Input material:
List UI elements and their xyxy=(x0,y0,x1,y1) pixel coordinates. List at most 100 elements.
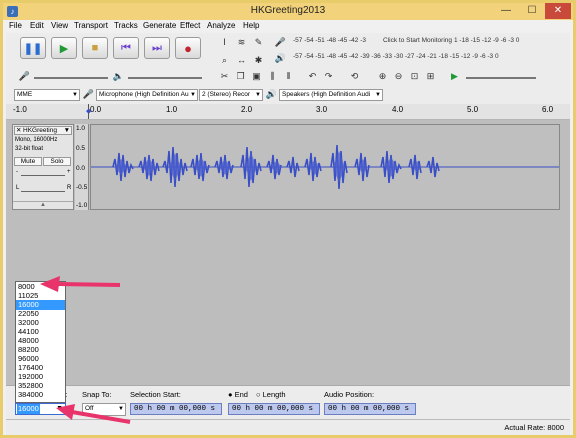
scale-label: 1.0 xyxy=(76,125,86,132)
mute-button[interactable]: Mute xyxy=(14,157,42,166)
silence-icon[interactable]: ⫴ xyxy=(282,70,295,83)
mic-volume-icon: 🎤 xyxy=(18,71,31,81)
trim-icon[interactable]: ⫼ xyxy=(266,70,279,83)
undo-icon[interactable]: ↶ xyxy=(306,70,319,83)
envelope-tool-icon[interactable]: ≋ xyxy=(235,36,248,49)
zoom-tool-icon[interactable]: ⌕ xyxy=(218,54,231,67)
snap-to-label: Snap To: xyxy=(82,390,112,399)
track-bit-depth: 32-bit float xyxy=(15,146,44,152)
pause-button[interactable]: ❚❚ xyxy=(20,37,46,59)
paste-icon[interactable]: ▣ xyxy=(250,70,263,83)
project-rate-dropdown-list[interactable]: 8000 11025 16000 22050 32000 44100 48000… xyxy=(15,281,66,403)
play-head-icon[interactable]: ◆ xyxy=(86,107,91,115)
scale-label: 0.5 xyxy=(76,145,86,152)
record-meter-icon[interactable]: 🎤 xyxy=(274,36,287,49)
stop-icon: ■ xyxy=(91,42,99,54)
ruler-label: 4.0 xyxy=(392,105,404,114)
selection-end-time[interactable]: 00 h 00 m 00,000 s xyxy=(228,403,320,415)
snap-to-select[interactable]: Off ▼ xyxy=(82,403,126,416)
length-radio[interactable]: ○ Length xyxy=(256,390,286,399)
sync-lock-icon[interactable]: ⟲ xyxy=(348,70,361,83)
chevron-down-icon: ▼ xyxy=(63,127,70,134)
scale-label: 0.0 xyxy=(76,165,86,172)
vertical-scale[interactable]: 1.0 0.5 0.0 -0.5 -1.0 xyxy=(75,124,89,210)
status-bar: Actual Rate: 8000 xyxy=(6,419,570,435)
toolbar-area: ❚❚ ▶ ■ ⏮ ⏭ ● I ≋ ✎ ⌕ ↔ ✱ 🎤 -57 -54 -51 -… xyxy=(6,33,570,104)
output-device-select[interactable]: Speakers (High Definition Audi ▼ xyxy=(279,89,383,101)
minimize-button[interactable]: — xyxy=(493,3,519,19)
fit-selection-icon[interactable]: ⊡ xyxy=(408,70,421,83)
track-name: HKGreeting xyxy=(23,127,57,134)
fit-project-icon[interactable]: ⊞ xyxy=(424,70,437,83)
mic-volume-slider[interactable] xyxy=(34,77,108,79)
redo-icon[interactable]: ↷ xyxy=(322,70,335,83)
skip-end-icon: ⏭ xyxy=(152,41,162,54)
playback-meter-icon[interactable]: 🔊 xyxy=(274,52,287,65)
play-speed-slider[interactable] xyxy=(466,77,536,79)
gain-slider[interactable] xyxy=(21,175,65,176)
menu-generate[interactable]: Generate xyxy=(143,21,176,30)
selection-start-label: Selection Start: xyxy=(130,390,181,399)
skip-end-button[interactable]: ⏭ xyxy=(144,37,170,59)
menu-tracks[interactable]: Tracks xyxy=(114,21,138,30)
zoom-out-icon[interactable]: ⊖ xyxy=(392,70,405,83)
waveform-area[interactable] xyxy=(90,124,560,210)
skip-start-icon: ⏮ xyxy=(121,41,131,54)
play-button[interactable]: ▶ xyxy=(51,37,77,59)
track-close-icon[interactable]: ✕ xyxy=(16,127,21,134)
track-format: Mono, 16000Hz xyxy=(15,137,58,143)
selection-tool-icon[interactable]: I xyxy=(218,36,231,49)
gain-minus-label: - xyxy=(16,169,18,175)
solo-button[interactable]: Solo xyxy=(43,157,71,166)
title-bar: ♪ HKGreeting2013 — ☐ ✕ xyxy=(3,3,573,20)
menu-bar: File Edit View Transport Tracks Generate… xyxy=(3,20,573,33)
record-button[interactable]: ● xyxy=(175,37,201,59)
ruler-label: 1.0 xyxy=(166,105,178,114)
play-at-speed-icon[interactable]: ▶ xyxy=(448,70,461,83)
end-radio[interactable]: ● End xyxy=(228,390,248,399)
rate-option[interactable]: 384000 xyxy=(16,390,65,400)
draw-tool-icon[interactable]: ✎ xyxy=(252,36,265,49)
speaker-volume-slider[interactable] xyxy=(128,77,202,79)
ruler-label: 0.0 xyxy=(90,105,102,114)
menu-file[interactable]: File xyxy=(9,21,22,30)
maximize-button[interactable]: ☐ xyxy=(519,3,545,19)
menu-analyze[interactable]: Analyze xyxy=(207,21,235,30)
ruler-label: -1.0 xyxy=(13,105,27,114)
track-name-menu[interactable]: ✕ HKGreeting ▼ xyxy=(14,126,72,135)
input-device-icon: 🎤 xyxy=(82,89,95,99)
selection-start-time[interactable]: 00 h 00 m 00,000 s xyxy=(130,403,222,415)
zoom-in-icon[interactable]: ⊕ xyxy=(376,70,389,83)
project-rate-select[interactable]: 16000 ▼ xyxy=(15,403,66,415)
trim-outside-icon[interactable]: ✂ xyxy=(218,70,231,83)
waveform xyxy=(91,144,559,190)
timeshift-tool-icon[interactable]: ↔ xyxy=(235,54,248,67)
collapse-track-icon[interactable]: ▲ xyxy=(13,201,73,209)
pan-slider[interactable] xyxy=(21,191,65,192)
skip-start-button[interactable]: ⏮ xyxy=(113,37,139,59)
menu-view[interactable]: View xyxy=(51,21,68,30)
copy-icon[interactable]: ❐ xyxy=(234,70,247,83)
audio-position-time[interactable]: 00 h 00 m 00,000 s xyxy=(324,403,416,415)
timeline-ruler[interactable]: -1.0 0.0 1.0 2.0 3.0 4.0 5.0 6.0 ◆ xyxy=(6,104,570,120)
ruler-label: 2.0 xyxy=(241,105,253,114)
start-monitoring-label[interactable]: Click to Start Monitoring xyxy=(383,37,452,44)
channels-select[interactable]: 2 (Stereo) Recor ▼ xyxy=(199,89,263,101)
pan-right-label: R xyxy=(67,185,72,191)
track-control-panel: ✕ HKGreeting ▼ Mono, 16000Hz 32-bit floa… xyxy=(12,124,74,210)
menu-transport[interactable]: Transport xyxy=(74,21,108,30)
tracks-area[interactable]: ✕ HKGreeting ▼ Mono, 16000Hz 32-bit floa… xyxy=(6,120,570,385)
output-device-icon: 🔊 xyxy=(265,89,278,99)
scale-label: -1.0 xyxy=(76,202,88,209)
input-device-select[interactable]: Microphone (High Definition Au ▼ xyxy=(96,89,198,101)
menu-help[interactable]: Help xyxy=(243,21,259,30)
ruler-label: 5.0 xyxy=(467,105,479,114)
menu-effect[interactable]: Effect xyxy=(180,21,200,30)
audio-host-select[interactable]: MME ▼ xyxy=(14,89,80,101)
multi-tool-icon[interactable]: ✱ xyxy=(252,54,265,67)
record-icon: ● xyxy=(184,40,192,56)
close-button[interactable]: ✕ xyxy=(545,3,571,19)
stop-button[interactable]: ■ xyxy=(82,37,108,59)
play-icon: ▶ xyxy=(59,42,69,55)
menu-edit[interactable]: Edit xyxy=(30,21,44,30)
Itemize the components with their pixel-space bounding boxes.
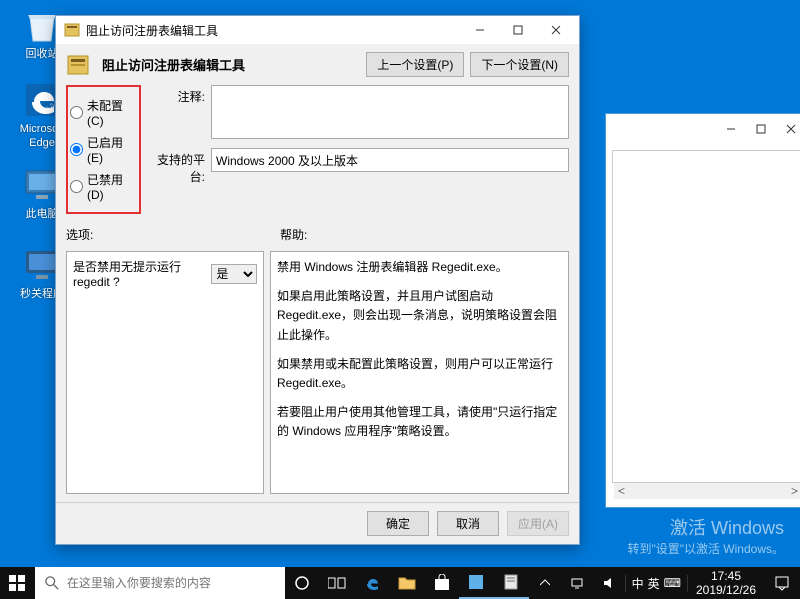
minimize-button[interactable]: [461, 18, 499, 42]
help-paragraph: 如果禁用或未配置此策略设置，则用户可以正常运行 Regedit.exe。: [277, 355, 562, 393]
options-pane: 是否禁用无提示运行 regedit ? 是: [66, 251, 264, 494]
dialog-title: 阻止访问注册表编辑工具: [86, 22, 461, 39]
tray-clock[interactable]: 17:45 2019/12/26: [688, 569, 764, 597]
taskbar-app-edge[interactable]: [354, 567, 389, 599]
radio-not-configured-input[interactable]: [70, 106, 83, 119]
background-window[interactable]: < >: [605, 113, 800, 508]
cortana-button[interactable]: [285, 567, 320, 599]
tray-network-icon[interactable]: [561, 576, 593, 590]
minimize-button[interactable]: [716, 118, 746, 140]
taskbar: 中 英 ⌨ 17:45 2019/12/26: [0, 567, 800, 599]
activate-line2: 转到"设置"以激活 Windows。: [627, 540, 784, 557]
taskbar-app-snip[interactable]: [459, 567, 494, 599]
ime-kbd: 英: [648, 575, 660, 592]
ime-lang: 中: [632, 575, 644, 592]
option-select[interactable]: 是: [211, 264, 257, 284]
help-pane[interactable]: 禁用 Windows 注册表编辑器 Regedit.exe。 如果启用此策略设置…: [270, 251, 569, 494]
dialog-footer: 确定 取消 应用(A): [56, 502, 579, 544]
help-label: 帮助:: [280, 226, 307, 243]
tray-ime[interactable]: 中 英 ⌨: [625, 575, 688, 592]
activate-line1: 激活 Windows: [627, 514, 784, 540]
help-paragraph: 若要阻止用户使用其他管理工具，请使用"只运行指定的 Windows 应用程序"策…: [277, 403, 562, 441]
taskbar-app-store[interactable]: [424, 567, 459, 599]
radio-disabled-input[interactable]: [70, 180, 83, 193]
clock-time: 17:45: [688, 569, 764, 583]
dialog-header-row: 阻止访问注册表编辑工具 上一个设置(P) 下一个设置(N): [66, 52, 569, 77]
option-question: 是否禁用无提示运行 regedit ?: [73, 258, 205, 289]
radio-not-configured[interactable]: 未配置(C): [70, 97, 137, 128]
state-radio-group: 未配置(C) 已启用(E) 已禁用(D): [66, 85, 141, 214]
taskbar-search[interactable]: [35, 567, 285, 599]
radio-enabled[interactable]: 已启用(E): [70, 134, 137, 165]
scroll-left-arrow[interactable]: <: [614, 484, 629, 498]
dialog-titlebar[interactable]: 阻止访问注册表编辑工具: [56, 16, 579, 44]
ok-button[interactable]: 确定: [367, 511, 429, 536]
scroll-right-arrow[interactable]: >: [787, 484, 800, 498]
close-button[interactable]: [537, 18, 575, 42]
maximize-button[interactable]: [499, 18, 537, 42]
task-view-button[interactable]: [320, 567, 355, 599]
search-input[interactable]: [67, 567, 275, 599]
platform-field: Windows 2000 及以上版本: [211, 148, 569, 172]
platform-label: 支持的平台:: [147, 148, 205, 185]
radio-disabled[interactable]: 已禁用(D): [70, 171, 137, 202]
taskbar-tray: 中 英 ⌨ 17:45 2019/12/26: [529, 567, 800, 599]
background-titlebar[interactable]: [606, 114, 800, 144]
comment-label: 注释:: [147, 85, 205, 105]
tray-chevron-up-icon[interactable]: [529, 579, 561, 587]
help-paragraph: 禁用 Windows 注册表编辑器 Regedit.exe。: [277, 258, 562, 277]
prev-setting-button[interactable]: 上一个设置(P): [366, 52, 464, 77]
search-icon: [45, 576, 59, 590]
taskbar-app-explorer[interactable]: [389, 567, 424, 599]
close-button[interactable]: [776, 118, 800, 140]
policy-icon: [66, 53, 90, 77]
clock-date: 2019/12/26: [688, 583, 764, 597]
start-button[interactable]: [0, 567, 35, 599]
maximize-button[interactable]: [746, 118, 776, 140]
apply-button[interactable]: 应用(A): [507, 511, 569, 536]
taskbar-app-gpedit[interactable]: [494, 567, 529, 599]
tray-notifications-icon[interactable]: [764, 575, 800, 591]
background-body: [612, 150, 800, 483]
radio-enabled-input[interactable]: [70, 143, 83, 156]
policy-icon: [64, 22, 80, 38]
cancel-button[interactable]: 取消: [437, 511, 499, 536]
tray-volume-icon[interactable]: [593, 576, 625, 590]
activate-watermark: 激活 Windows 转到"设置"以激活 Windows。: [627, 514, 784, 557]
policy-dialog: 阻止访问注册表编辑工具 阻止访问注册表编辑工具 上一个设置(P) 下一个设置(N…: [55, 15, 580, 545]
background-scrollbar[interactable]: < >: [614, 483, 800, 499]
next-setting-button[interactable]: 下一个设置(N): [470, 52, 569, 77]
comment-textarea[interactable]: [211, 85, 569, 139]
help-paragraph: 如果启用此策略设置，并且用户试图启动 Regedit.exe，则会出现一条消息，…: [277, 287, 562, 345]
ime-keyboard-icon: ⌨: [664, 576, 681, 590]
dialog-header-title: 阻止访问注册表编辑工具: [102, 55, 245, 74]
options-label: 选项:: [66, 226, 276, 243]
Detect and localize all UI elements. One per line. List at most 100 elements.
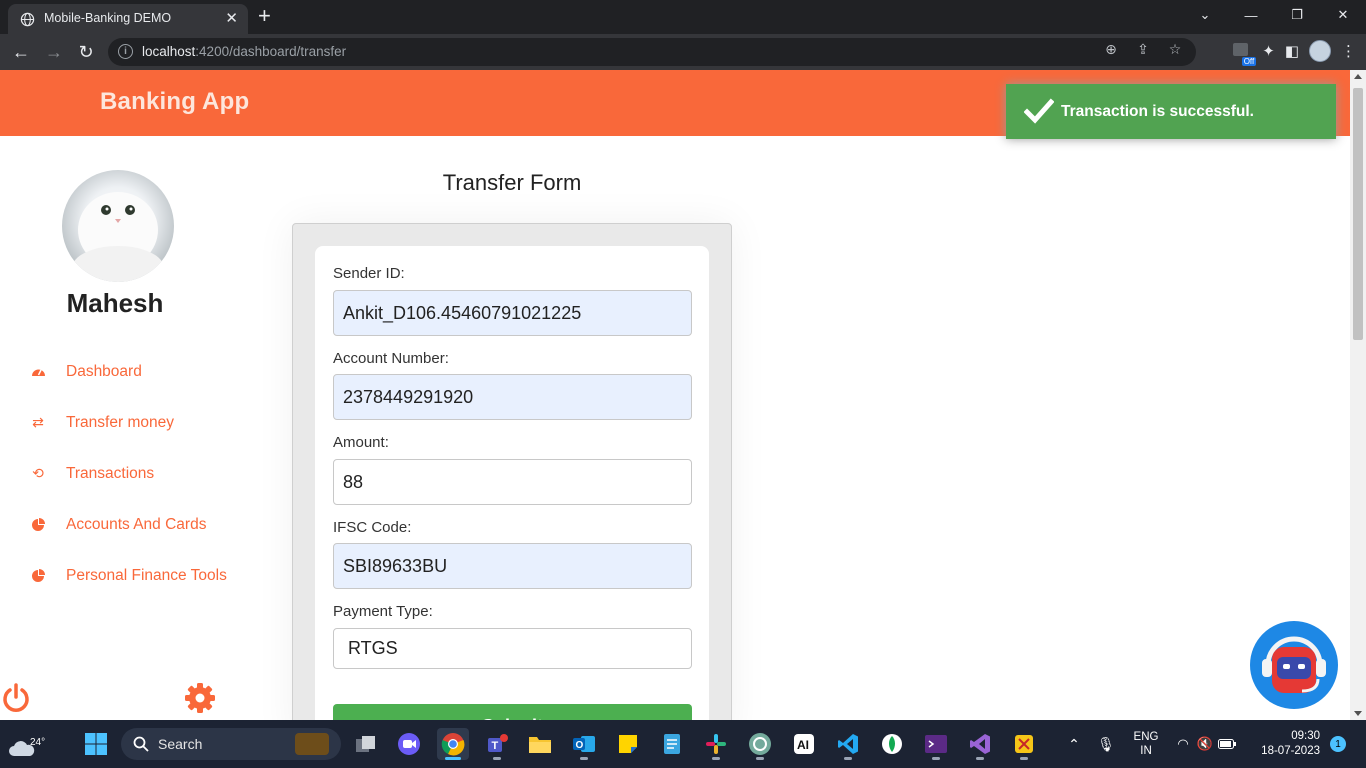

Aim of the task: Reproduce everything from the line containing "minimize-button[interactable]: [461, 18, 499, 42]" down to the line containing "taskbar-app-edge[interactable]: [354, 567, 389, 599]", with "interactable" changed to "clickable" and nothing else altered.

Response for this exercise:
minimize-button[clickable]: [461, 18, 499, 42]
help-paragraph: 如果禁用或未配置此策略设置，则用户可以正常运行 Regedit.exe。: [277, 355, 562, 393]
options-pane: 是否禁用无提示运行 regedit ? 是: [66, 251, 264, 494]
dialog-title: 阻止访问注册表编辑工具: [86, 22, 461, 39]
tray-clock[clickable]: 17:45 2019/12/26: [688, 569, 764, 597]
taskbar-app-edge[clickable]: [354, 567, 389, 599]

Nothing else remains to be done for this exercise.